The exercise >>
Select, from the data, each line where "available" occurs.
╭─ Information given
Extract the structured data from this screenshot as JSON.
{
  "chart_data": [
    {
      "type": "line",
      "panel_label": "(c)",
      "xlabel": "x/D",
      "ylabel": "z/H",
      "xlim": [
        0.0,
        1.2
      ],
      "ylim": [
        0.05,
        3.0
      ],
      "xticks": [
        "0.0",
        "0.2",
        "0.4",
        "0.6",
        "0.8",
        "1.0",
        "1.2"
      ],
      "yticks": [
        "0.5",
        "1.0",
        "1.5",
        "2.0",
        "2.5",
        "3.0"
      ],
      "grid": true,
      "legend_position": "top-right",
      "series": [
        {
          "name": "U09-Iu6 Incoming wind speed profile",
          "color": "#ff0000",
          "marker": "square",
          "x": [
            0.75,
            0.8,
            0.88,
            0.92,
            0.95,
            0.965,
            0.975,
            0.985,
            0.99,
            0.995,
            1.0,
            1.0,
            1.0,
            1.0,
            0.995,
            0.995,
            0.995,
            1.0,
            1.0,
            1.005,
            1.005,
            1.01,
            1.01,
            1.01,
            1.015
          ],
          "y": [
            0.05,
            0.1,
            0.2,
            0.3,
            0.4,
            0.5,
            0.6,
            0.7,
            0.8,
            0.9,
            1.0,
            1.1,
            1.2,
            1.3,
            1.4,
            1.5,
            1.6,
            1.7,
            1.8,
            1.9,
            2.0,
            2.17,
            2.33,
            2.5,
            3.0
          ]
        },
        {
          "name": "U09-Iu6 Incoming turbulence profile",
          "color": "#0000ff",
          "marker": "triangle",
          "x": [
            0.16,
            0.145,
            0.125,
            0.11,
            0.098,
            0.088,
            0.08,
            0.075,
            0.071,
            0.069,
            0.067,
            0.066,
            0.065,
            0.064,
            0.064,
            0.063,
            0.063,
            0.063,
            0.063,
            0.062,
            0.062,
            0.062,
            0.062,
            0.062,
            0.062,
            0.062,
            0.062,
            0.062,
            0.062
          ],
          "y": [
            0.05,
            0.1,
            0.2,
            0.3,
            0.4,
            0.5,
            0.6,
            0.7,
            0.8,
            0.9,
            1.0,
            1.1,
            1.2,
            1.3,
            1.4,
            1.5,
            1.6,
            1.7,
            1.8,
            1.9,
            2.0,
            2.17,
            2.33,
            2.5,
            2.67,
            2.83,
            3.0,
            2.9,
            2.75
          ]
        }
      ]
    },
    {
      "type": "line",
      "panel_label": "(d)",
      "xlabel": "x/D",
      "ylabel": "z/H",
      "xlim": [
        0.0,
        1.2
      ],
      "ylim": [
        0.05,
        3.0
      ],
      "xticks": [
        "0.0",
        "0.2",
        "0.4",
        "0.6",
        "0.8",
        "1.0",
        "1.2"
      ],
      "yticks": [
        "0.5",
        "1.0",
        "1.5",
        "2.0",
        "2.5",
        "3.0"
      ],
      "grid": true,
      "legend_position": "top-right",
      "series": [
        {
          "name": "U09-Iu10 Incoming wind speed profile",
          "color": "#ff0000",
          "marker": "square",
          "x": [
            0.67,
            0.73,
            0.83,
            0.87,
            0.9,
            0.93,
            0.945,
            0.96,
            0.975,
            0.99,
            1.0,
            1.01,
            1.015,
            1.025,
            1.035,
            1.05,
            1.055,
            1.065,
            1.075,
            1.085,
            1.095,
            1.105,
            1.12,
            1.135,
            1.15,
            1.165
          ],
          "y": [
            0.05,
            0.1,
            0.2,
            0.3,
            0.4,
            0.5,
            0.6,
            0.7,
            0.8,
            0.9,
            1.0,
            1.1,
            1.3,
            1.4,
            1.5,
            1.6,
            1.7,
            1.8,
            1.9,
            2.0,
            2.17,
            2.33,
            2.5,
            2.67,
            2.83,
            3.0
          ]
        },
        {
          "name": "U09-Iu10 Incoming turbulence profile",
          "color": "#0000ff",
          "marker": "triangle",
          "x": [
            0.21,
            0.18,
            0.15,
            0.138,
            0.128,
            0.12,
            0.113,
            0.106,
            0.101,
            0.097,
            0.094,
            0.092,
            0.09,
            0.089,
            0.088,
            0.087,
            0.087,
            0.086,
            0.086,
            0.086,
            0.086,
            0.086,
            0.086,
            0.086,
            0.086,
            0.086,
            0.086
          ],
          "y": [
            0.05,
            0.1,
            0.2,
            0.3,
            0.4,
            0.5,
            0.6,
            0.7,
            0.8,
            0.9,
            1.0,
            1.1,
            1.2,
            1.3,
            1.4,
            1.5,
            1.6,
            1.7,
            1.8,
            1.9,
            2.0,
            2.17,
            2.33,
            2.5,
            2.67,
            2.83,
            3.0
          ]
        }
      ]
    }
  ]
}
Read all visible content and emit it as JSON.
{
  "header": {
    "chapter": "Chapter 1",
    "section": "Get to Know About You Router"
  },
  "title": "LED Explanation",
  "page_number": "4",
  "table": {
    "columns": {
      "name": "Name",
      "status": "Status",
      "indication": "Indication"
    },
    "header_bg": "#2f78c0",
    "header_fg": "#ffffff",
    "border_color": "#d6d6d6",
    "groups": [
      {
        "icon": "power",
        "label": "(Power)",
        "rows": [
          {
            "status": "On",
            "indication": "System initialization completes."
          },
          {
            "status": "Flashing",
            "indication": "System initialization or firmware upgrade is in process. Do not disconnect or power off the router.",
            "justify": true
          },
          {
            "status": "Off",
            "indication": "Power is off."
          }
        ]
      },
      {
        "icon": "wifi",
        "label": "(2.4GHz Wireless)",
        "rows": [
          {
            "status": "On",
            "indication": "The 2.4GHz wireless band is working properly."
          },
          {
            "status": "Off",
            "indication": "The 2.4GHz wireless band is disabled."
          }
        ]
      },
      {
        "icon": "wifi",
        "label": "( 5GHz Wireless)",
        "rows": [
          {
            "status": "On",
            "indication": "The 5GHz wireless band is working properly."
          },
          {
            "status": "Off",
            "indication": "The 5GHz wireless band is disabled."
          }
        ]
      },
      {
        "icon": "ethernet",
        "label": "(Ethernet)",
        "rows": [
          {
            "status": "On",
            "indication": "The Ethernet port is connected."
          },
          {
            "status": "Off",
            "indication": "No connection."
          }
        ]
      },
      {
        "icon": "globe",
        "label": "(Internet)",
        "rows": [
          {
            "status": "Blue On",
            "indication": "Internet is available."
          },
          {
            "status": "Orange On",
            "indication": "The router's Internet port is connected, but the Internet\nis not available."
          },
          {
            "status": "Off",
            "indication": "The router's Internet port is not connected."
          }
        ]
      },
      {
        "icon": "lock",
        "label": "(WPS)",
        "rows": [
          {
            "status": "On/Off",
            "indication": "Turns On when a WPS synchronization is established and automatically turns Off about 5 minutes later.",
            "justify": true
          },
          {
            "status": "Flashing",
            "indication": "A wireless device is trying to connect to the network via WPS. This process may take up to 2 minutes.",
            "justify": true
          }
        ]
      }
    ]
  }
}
╰─
Result >>
            "indication": "Internet is available."
            "indication": "The router's Internet port is connected, but the Internet\nis not available."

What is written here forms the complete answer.